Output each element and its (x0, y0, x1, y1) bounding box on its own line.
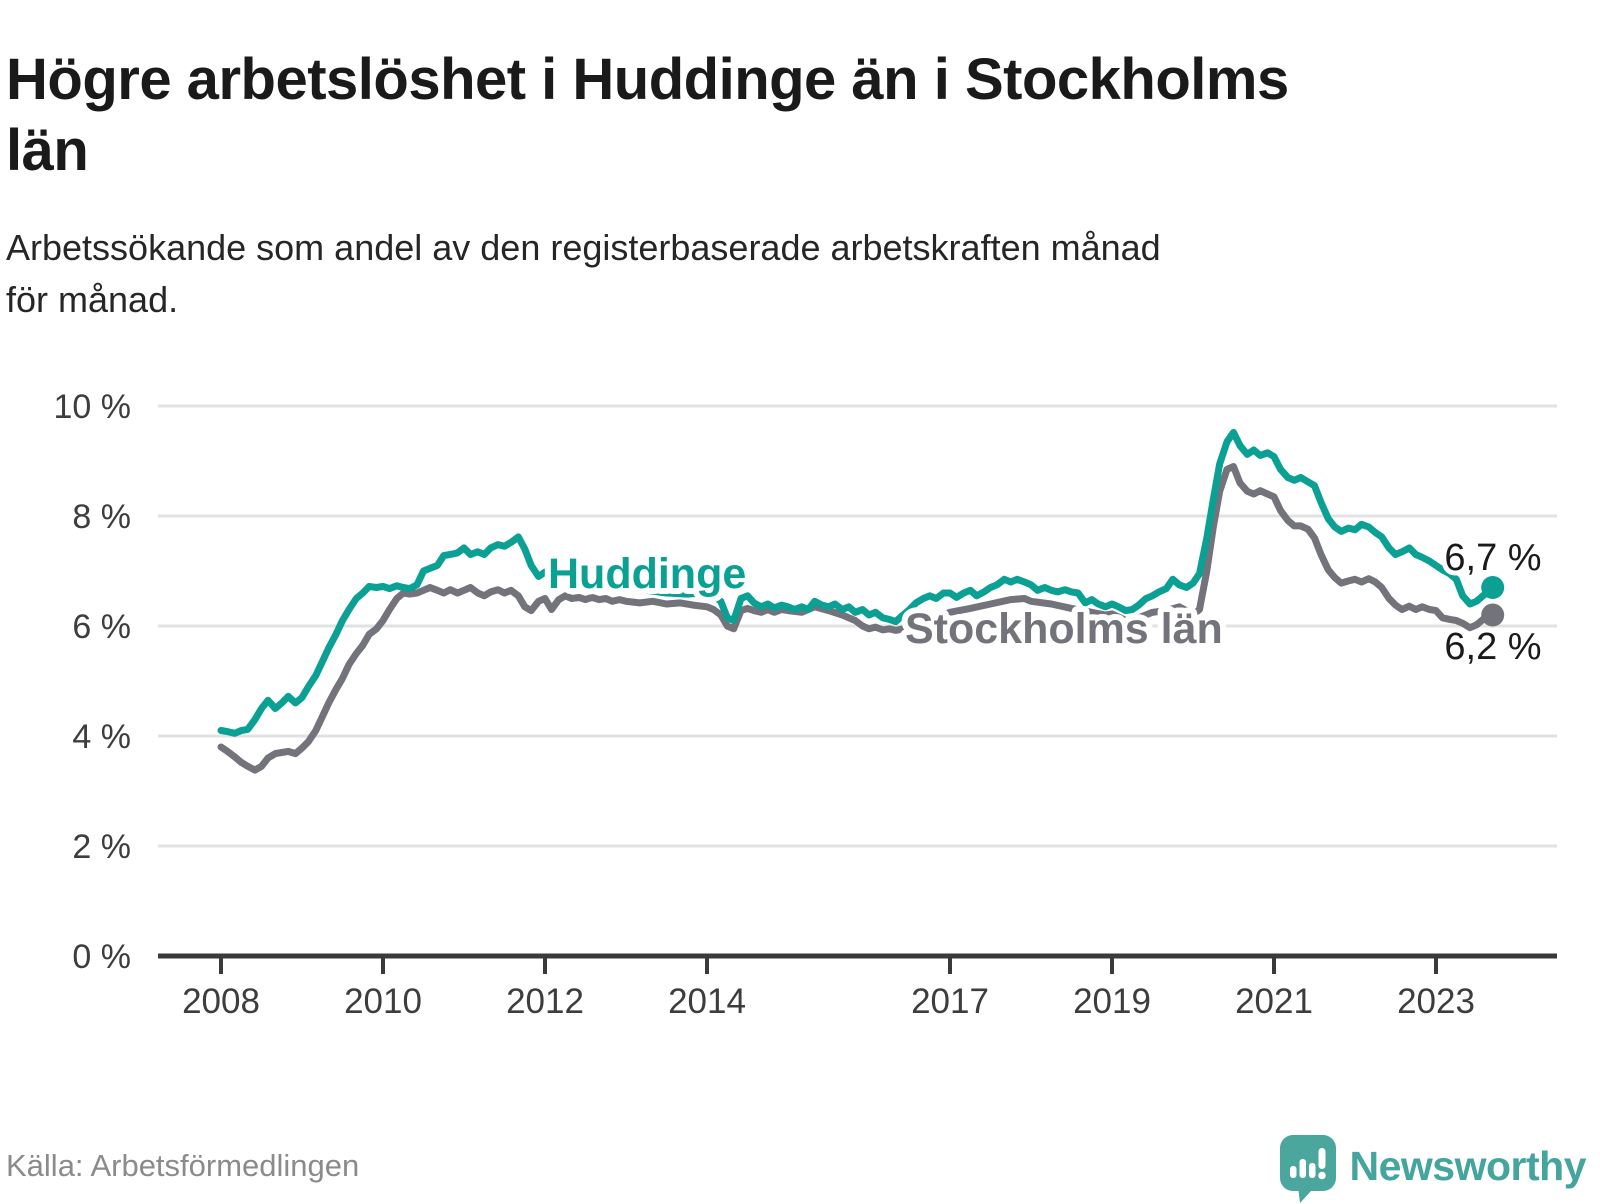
title-line-1: Högre arbetslöshet i Huddinge än i Stock… (6, 46, 1289, 112)
series-inline-labels: Stockholms län Huddinge (542, 544, 1229, 659)
subtitle-line-2: för månad. (6, 279, 179, 321)
x-tick-label: 2021 (1235, 982, 1313, 1021)
x-tick-label: 2010 (344, 982, 422, 1021)
series-end-labels: 6,2 % 6,7 % (1439, 532, 1546, 673)
x-axis: 2008 2010 2012 2014 2017 2019 2021 2023 (182, 957, 1475, 1021)
end-value-label-stockholm: 6,2 % (1444, 626, 1541, 668)
x-tick-label: 2008 (182, 982, 260, 1021)
newsworthy-icon (1279, 1135, 1336, 1203)
series-line-huddinge (217, 428, 1497, 737)
y-tick-label: 2 % (72, 828, 131, 866)
page-title: Högre arbetslöshet i Huddinge än i Stock… (6, 45, 1586, 187)
x-tick-label: 2012 (506, 982, 584, 1021)
gridlines (158, 404, 1557, 959)
series-lines (217, 428, 1497, 774)
end-dot-stockholm (1481, 603, 1505, 627)
x-tick-label: 2019 (1073, 982, 1151, 1021)
series-end-dots (1481, 576, 1505, 627)
bar-chart-glyph (1289, 1148, 1326, 1180)
series-line-stockholm (217, 463, 1497, 774)
y-axis-labels: 0 % 2 % 4 % 6 % 8 % 10 % (54, 388, 132, 976)
end-dot-huddinge (1481, 576, 1505, 599)
brand-logo: Newsworthy (1279, 1134, 1587, 1204)
x-tick-label: 2023 (1397, 982, 1475, 1021)
end-value-label-huddinge: 6,7 % (1444, 537, 1541, 579)
y-tick-label: 0 % (72, 938, 131, 976)
y-tick-label: 6 % (72, 608, 131, 646)
x-tick-label: 2014 (668, 982, 746, 1021)
series-label-stockholm: Stockholms län (905, 605, 1223, 653)
y-tick-label: 8 % (72, 498, 131, 536)
y-tick-label: 4 % (72, 718, 131, 756)
brand-name: Newsworthy (1349, 1142, 1587, 1189)
x-tick-label: 2017 (911, 982, 989, 1021)
subtitle-line-1: Arbetssökande som andel av den registerb… (6, 227, 1161, 268)
series-label-huddinge: Huddinge (548, 550, 746, 598)
y-tick-label: 10 % (54, 388, 132, 426)
title-line-2: län (6, 117, 89, 183)
source-note: Källa: Arbetsförmedlingen (6, 1148, 360, 1183)
chart-subtitle: Arbetssökande som andel av den registerb… (6, 222, 1586, 326)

--------

• DIRECTION: Rewrite the lines above as a numbered list, skipping any blank lines and leaving out the pictures.

• RESULT OF THIS TASK:
1. Output each element and its (x0, y0, x1, y1) bounding box on its own line.
2. title-line-1: Högre arbetslöshet i Huddinge än i Stock… (6, 46, 1289, 112)
3. series-inline-labels: Stockholms län Huddinge (542, 544, 1229, 659)
4. subtitle-line-2: för månad. (6, 279, 179, 321)
5. x-tick-label: 2021 (1235, 982, 1313, 1021)
6. x-tick-label: 2010 (344, 982, 422, 1021)
7. series-end-labels: 6,2 % 6,7 % (1439, 532, 1546, 673)
8. x-axis: 2008 2010 2012 2014 2017 2019 2021 2023 (182, 957, 1475, 1021)
9. end-value-label-stockholm: 6,2 % (1444, 626, 1541, 668)
10. x-tick-label: 2008 (182, 982, 260, 1021)
11. newsworthy-icon (1279, 1135, 1336, 1203)
12. series-line-huddinge (217, 428, 1497, 737)
13. y-tick-label: 2 % (72, 828, 131, 866)
14. page-title: Högre arbetslöshet i Huddinge än i Stock… (6, 45, 1586, 187)
15. x-tick-label: 2012 (506, 982, 584, 1021)
16. gridlines (158, 404, 1557, 959)
17. series-lines (217, 428, 1497, 774)
18. end-dot-stockholm (1481, 603, 1505, 627)
19. x-tick-label: 2019 (1073, 982, 1151, 1021)
20. series-end-dots (1481, 576, 1505, 627)
21. bar-chart-glyph (1289, 1148, 1326, 1180)
22. series-line-stockholm (217, 463, 1497, 774)
23. y-axis-labels: 0 % 2 % 4 % 6 % 8 % 10 % (54, 388, 132, 976)
24. end-dot-huddinge (1481, 576, 1505, 599)
25. brand-logo: Newsworthy (1279, 1134, 1587, 1204)
26. x-tick-label: 2023 (1397, 982, 1475, 1021)
27. end-value-label-huddinge: 6,7 % (1444, 537, 1541, 579)
28. y-tick-label: 0 % (72, 938, 131, 976)
29. y-tick-label: 6 % (72, 608, 131, 646)
30. x-tick-label: 2014 (668, 982, 746, 1021)
31. series-label-stockholm: Stockholms län (905, 605, 1223, 653)
32. y-tick-label: 8 % (72, 498, 131, 536)
33. y-tick-label: 4 % (72, 718, 131, 756)
34. brand-name: Newsworthy (1349, 1142, 1587, 1189)
35. x-tick-label: 2017 (911, 982, 989, 1021)
36. subtitle-line-1: Arbetssökande som andel av den registerb… (6, 227, 1161, 268)
37. series-label-huddinge: Huddinge (548, 550, 746, 598)
38. y-tick-label: 10 % (54, 388, 132, 426)
39. title-line-2: län (6, 117, 89, 183)
40. source-note: Källa: Arbetsförmedlingen (6, 1148, 360, 1183)
41. chart-subtitle: Arbetssökande som andel av den registerb… (6, 222, 1586, 326)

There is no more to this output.